Items from a figure collection:
--- --- ---

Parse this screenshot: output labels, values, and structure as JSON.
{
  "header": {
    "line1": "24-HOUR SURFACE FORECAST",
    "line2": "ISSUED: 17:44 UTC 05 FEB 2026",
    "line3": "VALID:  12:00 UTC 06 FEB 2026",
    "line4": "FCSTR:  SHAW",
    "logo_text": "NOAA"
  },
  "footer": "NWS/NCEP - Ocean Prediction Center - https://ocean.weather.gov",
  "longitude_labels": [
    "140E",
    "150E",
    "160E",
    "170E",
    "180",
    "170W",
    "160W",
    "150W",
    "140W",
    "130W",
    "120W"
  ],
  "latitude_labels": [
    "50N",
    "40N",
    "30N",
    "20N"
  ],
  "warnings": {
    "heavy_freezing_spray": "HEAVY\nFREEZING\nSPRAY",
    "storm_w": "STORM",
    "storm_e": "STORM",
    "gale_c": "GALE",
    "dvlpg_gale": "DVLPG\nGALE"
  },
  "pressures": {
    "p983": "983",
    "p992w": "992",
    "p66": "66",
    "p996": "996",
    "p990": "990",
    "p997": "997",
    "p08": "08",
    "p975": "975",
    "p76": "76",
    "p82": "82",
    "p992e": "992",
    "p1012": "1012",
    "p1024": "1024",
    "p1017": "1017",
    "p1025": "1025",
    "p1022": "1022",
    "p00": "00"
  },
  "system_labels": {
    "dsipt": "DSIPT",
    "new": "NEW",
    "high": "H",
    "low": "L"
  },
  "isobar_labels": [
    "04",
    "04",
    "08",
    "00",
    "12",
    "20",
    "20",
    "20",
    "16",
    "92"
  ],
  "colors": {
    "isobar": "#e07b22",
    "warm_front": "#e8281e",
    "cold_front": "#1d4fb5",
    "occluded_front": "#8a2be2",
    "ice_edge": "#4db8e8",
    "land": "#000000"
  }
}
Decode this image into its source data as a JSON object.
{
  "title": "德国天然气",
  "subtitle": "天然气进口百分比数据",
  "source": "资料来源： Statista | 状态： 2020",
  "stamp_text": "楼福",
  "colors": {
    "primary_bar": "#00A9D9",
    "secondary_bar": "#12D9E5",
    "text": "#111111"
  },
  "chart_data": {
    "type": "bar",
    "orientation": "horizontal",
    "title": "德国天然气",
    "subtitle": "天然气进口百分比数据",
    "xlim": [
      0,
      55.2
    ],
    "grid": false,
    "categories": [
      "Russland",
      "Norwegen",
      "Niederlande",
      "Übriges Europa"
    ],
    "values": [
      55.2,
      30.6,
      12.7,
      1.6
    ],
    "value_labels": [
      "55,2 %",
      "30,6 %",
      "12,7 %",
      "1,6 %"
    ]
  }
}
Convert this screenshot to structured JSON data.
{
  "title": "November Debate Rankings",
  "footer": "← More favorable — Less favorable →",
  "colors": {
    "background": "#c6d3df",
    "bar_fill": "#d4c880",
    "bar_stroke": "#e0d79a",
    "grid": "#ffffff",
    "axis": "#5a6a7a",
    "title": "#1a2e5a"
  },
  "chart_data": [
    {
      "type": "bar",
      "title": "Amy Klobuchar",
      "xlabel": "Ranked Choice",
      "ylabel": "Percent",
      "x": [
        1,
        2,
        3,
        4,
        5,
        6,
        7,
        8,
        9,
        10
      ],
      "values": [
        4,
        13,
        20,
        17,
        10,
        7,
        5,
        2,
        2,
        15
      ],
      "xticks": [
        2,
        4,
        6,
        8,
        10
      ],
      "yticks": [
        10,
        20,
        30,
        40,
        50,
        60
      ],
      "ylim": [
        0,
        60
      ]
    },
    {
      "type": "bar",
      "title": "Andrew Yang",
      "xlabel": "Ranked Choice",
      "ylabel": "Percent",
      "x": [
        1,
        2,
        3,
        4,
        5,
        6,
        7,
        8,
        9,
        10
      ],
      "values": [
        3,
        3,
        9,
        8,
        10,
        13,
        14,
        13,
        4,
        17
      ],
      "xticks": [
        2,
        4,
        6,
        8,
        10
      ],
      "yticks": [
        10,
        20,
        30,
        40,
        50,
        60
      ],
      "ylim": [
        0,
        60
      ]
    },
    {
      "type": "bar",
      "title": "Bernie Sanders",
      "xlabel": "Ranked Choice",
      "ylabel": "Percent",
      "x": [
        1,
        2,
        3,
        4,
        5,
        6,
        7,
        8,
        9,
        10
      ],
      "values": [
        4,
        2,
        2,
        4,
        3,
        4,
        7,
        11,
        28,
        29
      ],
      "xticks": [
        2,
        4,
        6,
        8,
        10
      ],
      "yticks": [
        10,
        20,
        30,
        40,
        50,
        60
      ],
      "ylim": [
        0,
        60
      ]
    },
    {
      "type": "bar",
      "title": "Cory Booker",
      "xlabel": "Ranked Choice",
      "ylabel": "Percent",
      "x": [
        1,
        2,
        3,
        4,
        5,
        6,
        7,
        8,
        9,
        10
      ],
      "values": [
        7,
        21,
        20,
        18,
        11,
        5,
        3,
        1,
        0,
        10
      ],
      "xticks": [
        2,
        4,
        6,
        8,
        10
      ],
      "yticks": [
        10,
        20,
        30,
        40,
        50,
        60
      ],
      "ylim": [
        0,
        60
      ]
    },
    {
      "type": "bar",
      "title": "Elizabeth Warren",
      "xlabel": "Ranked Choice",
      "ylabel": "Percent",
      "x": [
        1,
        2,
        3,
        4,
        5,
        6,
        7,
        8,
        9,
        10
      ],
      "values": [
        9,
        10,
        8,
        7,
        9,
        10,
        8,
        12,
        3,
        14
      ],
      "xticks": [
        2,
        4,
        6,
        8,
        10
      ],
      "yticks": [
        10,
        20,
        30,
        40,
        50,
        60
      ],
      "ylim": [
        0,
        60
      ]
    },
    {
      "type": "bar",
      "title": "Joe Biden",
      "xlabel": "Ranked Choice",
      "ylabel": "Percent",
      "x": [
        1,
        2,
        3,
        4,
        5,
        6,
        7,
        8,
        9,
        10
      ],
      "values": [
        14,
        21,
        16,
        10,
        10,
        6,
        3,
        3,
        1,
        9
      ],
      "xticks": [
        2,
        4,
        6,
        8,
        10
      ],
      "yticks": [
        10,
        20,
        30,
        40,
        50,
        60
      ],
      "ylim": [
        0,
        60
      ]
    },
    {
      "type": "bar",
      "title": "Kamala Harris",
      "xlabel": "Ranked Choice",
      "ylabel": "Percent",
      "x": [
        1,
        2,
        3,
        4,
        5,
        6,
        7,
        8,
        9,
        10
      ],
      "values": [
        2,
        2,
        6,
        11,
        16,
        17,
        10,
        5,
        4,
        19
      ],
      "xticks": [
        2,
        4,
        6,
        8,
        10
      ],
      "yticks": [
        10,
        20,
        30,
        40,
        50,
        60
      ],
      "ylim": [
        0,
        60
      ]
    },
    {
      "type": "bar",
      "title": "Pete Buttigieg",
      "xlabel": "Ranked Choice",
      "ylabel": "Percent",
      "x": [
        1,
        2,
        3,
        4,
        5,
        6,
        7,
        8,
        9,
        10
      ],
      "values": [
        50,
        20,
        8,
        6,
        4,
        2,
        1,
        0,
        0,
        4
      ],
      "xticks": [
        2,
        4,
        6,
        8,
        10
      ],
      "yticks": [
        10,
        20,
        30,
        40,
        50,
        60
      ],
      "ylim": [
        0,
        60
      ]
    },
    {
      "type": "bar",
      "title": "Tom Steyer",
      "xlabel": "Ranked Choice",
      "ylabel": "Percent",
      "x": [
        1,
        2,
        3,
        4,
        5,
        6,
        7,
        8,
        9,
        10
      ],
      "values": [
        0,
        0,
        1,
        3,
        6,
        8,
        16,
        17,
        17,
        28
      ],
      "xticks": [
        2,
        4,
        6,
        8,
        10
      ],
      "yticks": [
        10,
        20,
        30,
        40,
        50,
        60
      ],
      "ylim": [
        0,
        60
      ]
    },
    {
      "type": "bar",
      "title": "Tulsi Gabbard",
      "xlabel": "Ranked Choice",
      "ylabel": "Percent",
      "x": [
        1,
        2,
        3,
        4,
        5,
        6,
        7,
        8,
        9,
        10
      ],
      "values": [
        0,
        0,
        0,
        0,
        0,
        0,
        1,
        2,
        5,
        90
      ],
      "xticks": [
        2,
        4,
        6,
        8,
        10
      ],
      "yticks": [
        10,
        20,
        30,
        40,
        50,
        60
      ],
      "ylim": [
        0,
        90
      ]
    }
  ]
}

--- --- ---

What the task requires
Give the number of lines in the entries above that include the string "footer". No other output is expected.

Task answer
2